> **What needs to be done**
Quote all entries exactly, leaving pictures aside.

[Dataset excerpt]
□ □ □ □

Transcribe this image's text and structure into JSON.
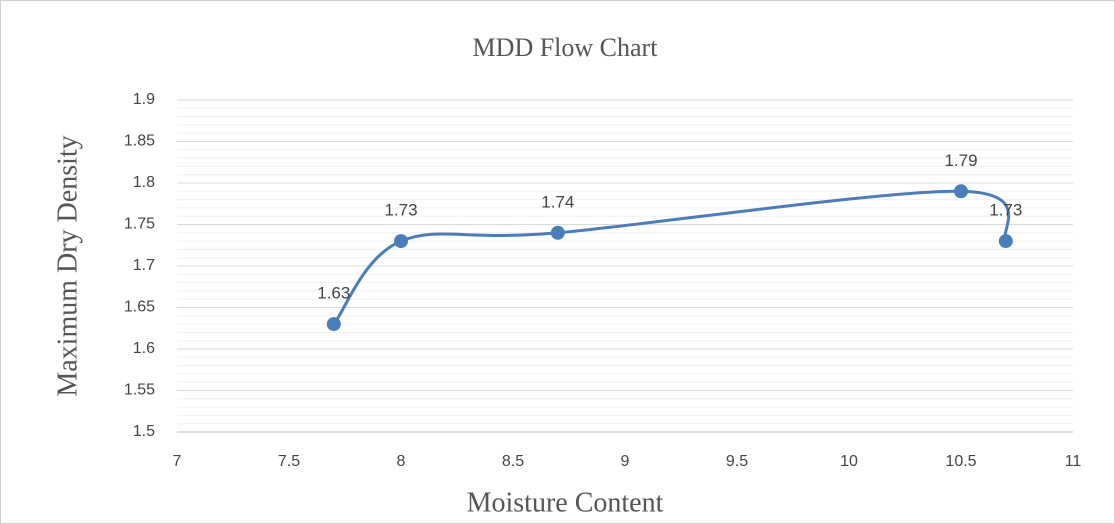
{
  "chart_data": {
    "type": "scatter_smooth",
    "title": "MDD Flow Chart",
    "x_label": "Moisture Content",
    "y_label": "Maximum Dry Density",
    "series": [
      {
        "name": "MDD",
        "color": "#4a7ebb",
        "x": [
          7.7,
          8,
          8.7,
          10.5,
          10.7
        ],
        "values": [
          1.63,
          1.73,
          1.74,
          1.79,
          1.73
        ]
      }
    ],
    "xlim": [
      7,
      11
    ],
    "xticks": [
      7,
      7.5,
      8,
      8.5,
      9,
      9.5,
      10,
      10.5,
      11
    ],
    "ylim": [
      1.5,
      1.9
    ],
    "yticks": [
      1.5,
      1.55,
      1.6,
      1.65,
      1.7,
      1.75,
      1.8,
      1.85,
      1.9
    ],
    "grid": true
  }
}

□ □ □ □

> **Written response**
Transcribe this image's text and structure into JSON.
{
  "chart_data": {
    "type": "scatter_smooth",
    "title": "MDD Flow Chart",
    "x_label": "Moisture Content",
    "y_label": "Maximum Dry Density",
    "series": [
      {
        "name": "MDD",
        "color": "#4a7ebb",
        "x": [
          7.7,
          8,
          8.7,
          10.5,
          10.7
        ],
        "values": [
          1.63,
          1.73,
          1.74,
          1.79,
          1.73
        ]
      }
    ],
    "xlim": [
      7,
      11
    ],
    "xticks": [
      7,
      7.5,
      8,
      8.5,
      9,
      9.5,
      10,
      10.5,
      11
    ],
    "ylim": [
      1.5,
      1.9
    ],
    "yticks": [
      1.5,
      1.55,
      1.6,
      1.65,
      1.7,
      1.75,
      1.8,
      1.85,
      1.9
    ],
    "grid": true
  }
}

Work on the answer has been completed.